*Brief*
List the lines of this listing that hold the word "thông".
== Records
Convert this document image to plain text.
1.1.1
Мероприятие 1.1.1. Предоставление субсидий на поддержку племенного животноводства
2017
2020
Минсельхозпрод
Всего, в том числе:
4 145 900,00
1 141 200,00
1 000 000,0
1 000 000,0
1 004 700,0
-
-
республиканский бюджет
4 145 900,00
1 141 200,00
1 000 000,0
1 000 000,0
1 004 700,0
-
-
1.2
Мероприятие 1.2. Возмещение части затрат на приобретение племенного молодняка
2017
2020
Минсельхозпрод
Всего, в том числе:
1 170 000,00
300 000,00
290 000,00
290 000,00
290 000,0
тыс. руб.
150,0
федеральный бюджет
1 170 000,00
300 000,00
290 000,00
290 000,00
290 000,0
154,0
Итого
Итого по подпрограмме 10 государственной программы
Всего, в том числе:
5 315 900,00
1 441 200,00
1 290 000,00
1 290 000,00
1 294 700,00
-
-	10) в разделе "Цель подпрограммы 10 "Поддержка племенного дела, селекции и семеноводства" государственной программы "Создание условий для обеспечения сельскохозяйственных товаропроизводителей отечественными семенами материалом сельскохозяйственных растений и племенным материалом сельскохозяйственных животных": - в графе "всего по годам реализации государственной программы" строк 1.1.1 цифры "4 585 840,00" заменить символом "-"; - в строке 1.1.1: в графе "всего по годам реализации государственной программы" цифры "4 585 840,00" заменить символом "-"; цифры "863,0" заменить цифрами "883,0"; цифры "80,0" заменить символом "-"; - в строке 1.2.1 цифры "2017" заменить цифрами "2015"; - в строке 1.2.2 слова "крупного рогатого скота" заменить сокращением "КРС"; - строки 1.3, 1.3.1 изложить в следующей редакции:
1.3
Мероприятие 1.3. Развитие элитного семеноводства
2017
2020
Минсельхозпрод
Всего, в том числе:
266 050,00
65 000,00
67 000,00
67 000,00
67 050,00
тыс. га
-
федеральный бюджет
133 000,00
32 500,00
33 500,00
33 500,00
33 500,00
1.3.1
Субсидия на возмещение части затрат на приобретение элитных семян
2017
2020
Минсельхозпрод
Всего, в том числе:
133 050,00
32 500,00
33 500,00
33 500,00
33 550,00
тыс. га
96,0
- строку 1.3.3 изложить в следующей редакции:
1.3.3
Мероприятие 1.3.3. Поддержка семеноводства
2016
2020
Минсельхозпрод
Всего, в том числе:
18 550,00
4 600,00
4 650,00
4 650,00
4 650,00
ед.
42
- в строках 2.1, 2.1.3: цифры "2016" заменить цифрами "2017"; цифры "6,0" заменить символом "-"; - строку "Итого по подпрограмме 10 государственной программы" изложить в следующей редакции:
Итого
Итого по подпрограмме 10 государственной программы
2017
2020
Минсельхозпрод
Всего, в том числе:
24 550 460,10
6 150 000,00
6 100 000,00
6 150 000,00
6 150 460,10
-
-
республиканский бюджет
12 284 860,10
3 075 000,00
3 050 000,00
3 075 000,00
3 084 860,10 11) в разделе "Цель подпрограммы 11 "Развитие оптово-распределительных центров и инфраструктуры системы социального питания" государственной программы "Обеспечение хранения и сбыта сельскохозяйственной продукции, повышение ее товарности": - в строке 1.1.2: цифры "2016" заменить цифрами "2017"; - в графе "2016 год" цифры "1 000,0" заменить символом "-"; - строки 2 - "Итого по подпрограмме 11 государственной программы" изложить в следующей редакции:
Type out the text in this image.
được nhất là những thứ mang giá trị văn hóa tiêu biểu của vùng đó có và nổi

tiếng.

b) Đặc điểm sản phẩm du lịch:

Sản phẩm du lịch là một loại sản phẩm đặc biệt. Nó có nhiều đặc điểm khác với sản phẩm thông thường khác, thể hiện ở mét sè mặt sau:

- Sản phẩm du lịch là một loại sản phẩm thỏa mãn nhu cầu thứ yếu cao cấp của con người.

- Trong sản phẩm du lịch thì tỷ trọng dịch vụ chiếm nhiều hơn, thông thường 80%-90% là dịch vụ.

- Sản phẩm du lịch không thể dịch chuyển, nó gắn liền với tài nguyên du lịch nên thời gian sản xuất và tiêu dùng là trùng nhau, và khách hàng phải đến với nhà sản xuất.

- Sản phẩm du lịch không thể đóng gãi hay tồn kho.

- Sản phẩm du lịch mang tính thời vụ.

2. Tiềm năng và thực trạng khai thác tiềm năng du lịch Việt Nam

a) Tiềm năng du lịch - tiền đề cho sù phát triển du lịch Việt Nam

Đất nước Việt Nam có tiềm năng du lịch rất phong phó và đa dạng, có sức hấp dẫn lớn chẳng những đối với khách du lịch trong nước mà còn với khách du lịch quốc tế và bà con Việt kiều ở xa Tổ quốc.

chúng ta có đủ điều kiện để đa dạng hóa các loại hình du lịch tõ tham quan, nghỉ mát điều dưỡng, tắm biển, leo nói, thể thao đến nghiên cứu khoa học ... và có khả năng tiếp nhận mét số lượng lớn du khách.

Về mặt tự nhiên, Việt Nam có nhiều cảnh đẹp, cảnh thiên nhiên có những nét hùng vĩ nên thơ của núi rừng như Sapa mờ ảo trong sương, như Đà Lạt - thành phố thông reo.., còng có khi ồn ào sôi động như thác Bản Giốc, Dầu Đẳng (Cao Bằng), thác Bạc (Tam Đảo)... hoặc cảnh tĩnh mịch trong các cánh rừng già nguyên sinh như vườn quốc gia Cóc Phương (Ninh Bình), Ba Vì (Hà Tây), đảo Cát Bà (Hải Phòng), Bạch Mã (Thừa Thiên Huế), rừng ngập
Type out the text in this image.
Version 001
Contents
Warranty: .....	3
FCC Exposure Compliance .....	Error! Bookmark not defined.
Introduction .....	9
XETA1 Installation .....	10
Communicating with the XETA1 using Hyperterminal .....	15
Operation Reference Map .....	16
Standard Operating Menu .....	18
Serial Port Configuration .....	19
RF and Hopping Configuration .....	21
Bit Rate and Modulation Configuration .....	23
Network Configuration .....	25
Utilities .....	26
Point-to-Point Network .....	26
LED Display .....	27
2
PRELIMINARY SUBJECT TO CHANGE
====
*Answer for this exercise*
Sản phẩm du lịch là một loại sản phẩm đặc biệt. Nó có nhiều đặc điểm khác với sản phẩm thông thường khác, thể hiện ở mét sè mặt sau:
- Trong sản phẩm du lịch thì tỷ trọng dịch vụ chiếm nhiều hơn, thông thường 80%-90% là dịch vụ.
Về mặt tự nhiên, Việt Nam có nhiều cảnh đẹp, cảnh thiên nhiên có những nét hùng vĩ nên thơ của núi rừng như Sapa mờ ảo trong sương, như Đà Lạt - thành phố thông reo.., còng có khi ồn ào sôi động như thác Bản Giốc, Dầu Đẳng (Cao Bằng), thác Bạc (Tam Đảo)... hoặc cảnh tĩnh mịch trong các cánh rừng già nguyên sinh như vườn quốc gia Cóc Phương (Ninh Bình), Ba Vì (Hà Tây), đảo Cát Bà (Hải Phòng), Bạch Mã (Thừa Thiên Huế), rừng ngập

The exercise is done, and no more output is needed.